:: WHAT YOU WILL DO ::
Some lines below hold "cells". Pick them out and copy them.

:: DATASET ENTRIES ::
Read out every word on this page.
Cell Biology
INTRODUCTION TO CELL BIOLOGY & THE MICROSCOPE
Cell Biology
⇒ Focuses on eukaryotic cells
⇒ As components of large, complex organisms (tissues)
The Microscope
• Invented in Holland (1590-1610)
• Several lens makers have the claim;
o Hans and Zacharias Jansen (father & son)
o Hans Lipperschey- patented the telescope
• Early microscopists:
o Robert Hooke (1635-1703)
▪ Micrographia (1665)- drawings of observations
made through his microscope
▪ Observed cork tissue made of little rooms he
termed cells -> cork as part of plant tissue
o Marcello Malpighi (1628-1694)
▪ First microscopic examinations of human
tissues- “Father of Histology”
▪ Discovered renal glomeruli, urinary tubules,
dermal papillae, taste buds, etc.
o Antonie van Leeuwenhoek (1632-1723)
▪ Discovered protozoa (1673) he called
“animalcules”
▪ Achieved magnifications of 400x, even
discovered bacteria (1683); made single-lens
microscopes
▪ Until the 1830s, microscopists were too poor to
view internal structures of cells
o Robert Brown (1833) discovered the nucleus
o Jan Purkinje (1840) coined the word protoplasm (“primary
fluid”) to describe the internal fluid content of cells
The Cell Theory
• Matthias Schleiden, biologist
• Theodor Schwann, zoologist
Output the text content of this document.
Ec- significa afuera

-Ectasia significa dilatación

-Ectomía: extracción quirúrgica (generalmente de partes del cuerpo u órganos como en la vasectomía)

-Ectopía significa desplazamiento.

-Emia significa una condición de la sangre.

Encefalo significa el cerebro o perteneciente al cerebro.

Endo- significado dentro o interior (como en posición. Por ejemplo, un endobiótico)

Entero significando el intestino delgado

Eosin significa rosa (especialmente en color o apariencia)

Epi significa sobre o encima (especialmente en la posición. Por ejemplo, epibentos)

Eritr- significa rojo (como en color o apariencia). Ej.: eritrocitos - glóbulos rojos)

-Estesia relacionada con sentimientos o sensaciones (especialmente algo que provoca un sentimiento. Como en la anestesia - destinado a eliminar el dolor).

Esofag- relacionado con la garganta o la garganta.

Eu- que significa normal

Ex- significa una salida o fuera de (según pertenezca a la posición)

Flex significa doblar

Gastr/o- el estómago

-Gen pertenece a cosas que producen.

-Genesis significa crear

:: RESPONSE FOR THIS EXERCISE ::
⇒ Focuses on eukaryotic cells
termed cells -> cork as part of plant tissue
view internal structures of cells
fluid”) to describe the internal fluid content of cells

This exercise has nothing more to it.